▶ **Selection**
[Begin]
Again, personally, I just make the changes to my piece on my computer as it appears you are doing. If you do want someone to read the revision though, it's not an issue.


----------



## Ajoy (Feb 20, 2015)

I find this story pretty delightful. I like the voice you give to Timmy as well as the under bed monsters.

 I do feel that the section where Jennie gets to go to monster land could either be cut or further developed. As it is, the events/new monsters are introduced very quickly, and the story has moved on before you have had a chance to really get acquainted with any of it. Possibly add some dialogue here? 

 The other thing that stands out to me a bit is Jennie's dialogue as a three-year-old...possibly a bit too sophisticated? This was a fun read, and I could see it appealing to a wide age range.


----------



## hvysmker (Feb 21, 2015)

Thanks, Ajoy.  Jennie was an exceptional three year old. She ran the marijuana connection among her companions by stealing from Daddy's stash.

Charlie


----------



## Ajoy (Feb 21, 2015)

hvysmker said:


> Thanks, Ajoy.  Jennie was an exceptional three year old. She ran the marijuana connection among her companions by stealing from Daddy's stash.
> 
> Charlie



Haha.  They do exist.


----------



## JustRob (Mar 11, 2015)

Hi Charlie. I've only just got around to visiting this thread as I have a story in my own mind that I may write down here. Having read your piece I saw that others had already pointed out things that had occurred to me. I agree that "admonished" was too advanced a word to use but I saw "even more bigger" as being the thought in Jennie's mind, so quite acceptable. I was disappointed that she didn't find out what lurked in the monster children's closets to protect them, so perhaps you missed a trick there and would be caught out by some inquisitive child asking you that question. With children's stories you've got to stay ahead of the game or they'll get you cornered. I agree about the challenge of writing in a different style and this is an interesting deviation from your other work that I've seen and I think it's well done. I've yet to discover what sort of a mess I can make of this genre though.

Regards, Rob


----------



## hvysmker (Mar 11, 2015)
[End]
▶ **Task inputs**
[Begin]
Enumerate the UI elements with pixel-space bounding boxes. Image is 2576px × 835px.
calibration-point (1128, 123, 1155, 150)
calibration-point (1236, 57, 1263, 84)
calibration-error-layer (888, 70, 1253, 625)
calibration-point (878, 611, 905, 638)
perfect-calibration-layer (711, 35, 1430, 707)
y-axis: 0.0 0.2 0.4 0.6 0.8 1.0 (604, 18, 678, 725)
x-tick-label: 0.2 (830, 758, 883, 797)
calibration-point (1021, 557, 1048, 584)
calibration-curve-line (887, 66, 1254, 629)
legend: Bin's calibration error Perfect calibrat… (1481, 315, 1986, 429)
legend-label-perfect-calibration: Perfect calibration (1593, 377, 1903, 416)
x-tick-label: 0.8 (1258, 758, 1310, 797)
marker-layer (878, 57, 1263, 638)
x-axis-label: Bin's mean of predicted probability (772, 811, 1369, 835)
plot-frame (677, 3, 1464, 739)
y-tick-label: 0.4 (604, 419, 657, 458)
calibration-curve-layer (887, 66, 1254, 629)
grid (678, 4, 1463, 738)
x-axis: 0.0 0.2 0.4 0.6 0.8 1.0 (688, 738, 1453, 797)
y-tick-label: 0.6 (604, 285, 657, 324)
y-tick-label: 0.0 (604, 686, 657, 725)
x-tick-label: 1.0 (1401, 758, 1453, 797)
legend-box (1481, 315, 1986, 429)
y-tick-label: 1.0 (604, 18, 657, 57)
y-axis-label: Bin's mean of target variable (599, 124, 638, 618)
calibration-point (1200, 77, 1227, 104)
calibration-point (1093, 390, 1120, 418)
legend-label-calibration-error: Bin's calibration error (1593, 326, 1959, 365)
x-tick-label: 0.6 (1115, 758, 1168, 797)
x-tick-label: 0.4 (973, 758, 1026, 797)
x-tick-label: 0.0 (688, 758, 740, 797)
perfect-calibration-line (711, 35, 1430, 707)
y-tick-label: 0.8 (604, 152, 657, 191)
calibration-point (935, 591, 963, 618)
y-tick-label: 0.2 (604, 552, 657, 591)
[End]
▶ **Your tasks**
a) Answer these from the forum thread:
(i) Which word did JustRob agree was too advanced to use?
(ii) According to hvysmker, how did Jennie supply the marijuana connection among her companions?
(iii) Which section did Ajoy say could either be cut or further developed?
b) Copy the records from their first line through the line containing "x-tick-label: 1.0 (1401, 758, 1453, 797)", including both of those lines.

▶ **Exercise answers**
a)
(i) "Admonished."
(ii) By stealing from Daddy's stash.
(iii) The section where Jennie gets to go to monster land.

b)
Enumerate the UI elements with pixel-space bounding boxes. Image is 2576px × 835px.
calibration-point (1128, 123, 1155, 150)
calibration-point (1236, 57, 1263, 84)
calibration-error-layer (888, 70, 1253, 625)
calibration-point (878, 611, 905, 638)
perfect-calibration-layer (711, 35, 1430, 707)
y-axis: 0.0 0.2 0.4 0.6 0.8 1.0 (604, 18, 678, 725)
x-tick-label: 0.2 (830, 758, 883, 797)
calibration-point (1021, 557, 1048, 584)
calibration-curve-line (887, 66, 1254, 629)
legend: Bin's calibration error Perfect calibrat… (1481, 315, 1986, 429)
legend-label-perfect-calibration: Perfect calibration (1593, 377, 1903, 416)
x-tick-label: 0.8 (1258, 758, 1310, 797)
marker-layer (878, 57, 1263, 638)
x-axis-label: Bin's mean of predicted probability (772, 811, 1369, 835)
plot-frame (677, 3, 1464, 739)
y-tick-label: 0.4 (604, 419, 657, 458)
calibration-curve-layer (887, 66, 1254, 629)
grid (678, 4, 1463, 738)
x-axis: 0.0 0.2 0.4 0.6 0.8 1.0 (688, 738, 1453, 797)
y-tick-label: 0.6 (604, 285, 657, 324)
y-tick-label: 0.0 (604, 686, 657, 725)
x-tick-label: 1.0 (1401, 758, 1453, 797)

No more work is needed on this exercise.